# Your objective
Write out the data again in full, exactly as it reads.

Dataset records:
◇ ◇ ◇ ◇
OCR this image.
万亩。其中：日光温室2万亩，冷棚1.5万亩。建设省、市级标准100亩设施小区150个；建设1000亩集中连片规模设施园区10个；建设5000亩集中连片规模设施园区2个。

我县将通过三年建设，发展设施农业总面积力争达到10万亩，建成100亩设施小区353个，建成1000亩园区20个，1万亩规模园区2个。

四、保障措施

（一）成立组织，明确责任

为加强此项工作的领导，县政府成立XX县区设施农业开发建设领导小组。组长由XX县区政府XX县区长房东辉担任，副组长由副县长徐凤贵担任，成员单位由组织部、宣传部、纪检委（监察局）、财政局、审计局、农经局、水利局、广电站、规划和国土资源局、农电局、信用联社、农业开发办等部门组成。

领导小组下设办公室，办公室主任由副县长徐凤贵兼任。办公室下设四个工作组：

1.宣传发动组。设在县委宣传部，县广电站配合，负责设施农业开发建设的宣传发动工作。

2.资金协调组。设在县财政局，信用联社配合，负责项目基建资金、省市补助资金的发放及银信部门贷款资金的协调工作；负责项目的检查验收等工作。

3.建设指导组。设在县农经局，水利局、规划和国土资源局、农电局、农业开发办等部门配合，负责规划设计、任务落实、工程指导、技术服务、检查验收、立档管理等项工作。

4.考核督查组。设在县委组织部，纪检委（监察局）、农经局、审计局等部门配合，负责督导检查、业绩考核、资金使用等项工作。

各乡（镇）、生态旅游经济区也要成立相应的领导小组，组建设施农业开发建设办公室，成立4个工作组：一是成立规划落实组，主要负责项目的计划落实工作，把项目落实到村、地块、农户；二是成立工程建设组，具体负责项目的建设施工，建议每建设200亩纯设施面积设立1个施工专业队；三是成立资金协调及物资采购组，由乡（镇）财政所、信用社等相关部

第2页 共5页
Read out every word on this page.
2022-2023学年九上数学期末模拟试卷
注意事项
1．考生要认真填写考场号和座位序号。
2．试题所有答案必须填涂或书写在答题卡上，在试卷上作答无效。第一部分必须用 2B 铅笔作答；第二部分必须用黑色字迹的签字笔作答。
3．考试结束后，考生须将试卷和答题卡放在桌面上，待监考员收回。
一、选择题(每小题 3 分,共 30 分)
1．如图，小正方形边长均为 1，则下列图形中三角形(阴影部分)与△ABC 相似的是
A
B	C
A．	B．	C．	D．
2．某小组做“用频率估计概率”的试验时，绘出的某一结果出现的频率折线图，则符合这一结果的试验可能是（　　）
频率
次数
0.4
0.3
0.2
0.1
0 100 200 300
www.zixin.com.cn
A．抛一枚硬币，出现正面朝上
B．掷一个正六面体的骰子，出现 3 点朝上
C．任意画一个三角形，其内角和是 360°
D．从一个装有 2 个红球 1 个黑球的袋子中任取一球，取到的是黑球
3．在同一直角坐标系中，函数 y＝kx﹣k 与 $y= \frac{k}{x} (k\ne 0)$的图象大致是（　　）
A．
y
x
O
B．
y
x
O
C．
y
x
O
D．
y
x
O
◇ ◇ ◇ ◇
# Solution for this problem
OCR this image.
万亩。其中：日光温室2万亩，冷棚1.5万亩。建设省、市级标准100亩设施小区150个；建设1000亩集中连片规模设施园区10个；建设5000亩集中连片规模设施园区2个。

我县将通过三年建设，发展设施农业总面积力争达到10万亩，建成100亩设施小区353个，建成1000亩园区20个，1万亩规模园区2个。

四、保障措施

（一）成立组织，明确责任

为加强此项工作的领导，县政府成立XX县区设施农业开发建设领导小组。组长由XX县区政府XX县区长房东辉担任，副组长由副县长徐凤贵担任，成员单位由组织部、宣传部、纪检委（监察局）、财政局、审计局、农经局、水利局、广电站、规划和国土资源局、农电局、信用联社、农业开发办等部门组成。

领导小组下设办公室，办公室主任由副县长徐凤贵兼任。办公室下设四个工作组：

1.宣传发动组。设在县委宣传部，县广电站配合，负责设施农业开发建设的宣传发动工作。

2.资金协调组。设在县财政局，信用联社配合，负责项目基建资金、省市补助资金的发放及银信部门贷款资金的协调工作；负责项目的检查验收等工作。

3.建设指导组。设在县农经局，水利局、规划和国土资源局、农电局、农业开发办等部门配合，负责规划设计、任务落实、工程指导、技术服务、检查验收、立档管理等项工作。

4.考核督查组。设在县委组织部，纪检委（监察局）、农经局、审计局等部门配合，负责督导检查、业绩考核、资金使用等项工作。

各乡（镇）、生态旅游经济区也要成立相应的领导小组，组建设施农业开发建设办公室，成立4个工作组：一是成立规划落实组，主要负责项目的计划落实工作，把项目落实到村、地块、农户；二是成立工程建设组，具体负责项目的建设施工，建议每建设200亩纯设施面积设立1个施工专业队；三是成立资金协调及物资采购组，由乡（镇）财政所、信用社等相关部

第2页 共5页
Read out every word on this page.
2022-2023学年九上数学期末模拟试卷
注意事项
1．考生要认真填写考场号和座位序号。
2．试题所有答案必须填涂或书写在答题卡上，在试卷上作答无效。第一部分必须用 2B 铅笔作答；第二部分必须用黑色字迹的签字笔作答。
3．考试结束后，考生须将试卷和答题卡放在桌面上，待监考员收回。
一、选择题(每小题 3 分,共 30 分)
1．如图，小正方形边长均为 1，则下列图形中三角形(阴影部分)与△ABC 相似的是
A
B	C
A．	B．	C．	D．
2．某小组做“用频率估计概率”的试验时，绘出的某一结果出现的频率折线图，则符合这一结果的试验可能是（　　）
频率
次数
0.4
0.3
0.2
0.1
0 100 200 300
www.zixin.com.cn
A．抛一枚硬币，出现正面朝上
B．掷一个正六面体的骰子，出现 3 点朝上
C．任意画一个三角形，其内角和是 360°
D．从一个装有 2 个红球 1 个黑球的袋子中任取一球，取到的是黑球
3．在同一直角坐标系中，函数 y＝kx﹣k 与 $y= \frac{k}{x} (k\ne 0)$的图象大致是（　　）
A．
y
x
O
B．
y
x
O
C．
y
x
O
D．
y
x
O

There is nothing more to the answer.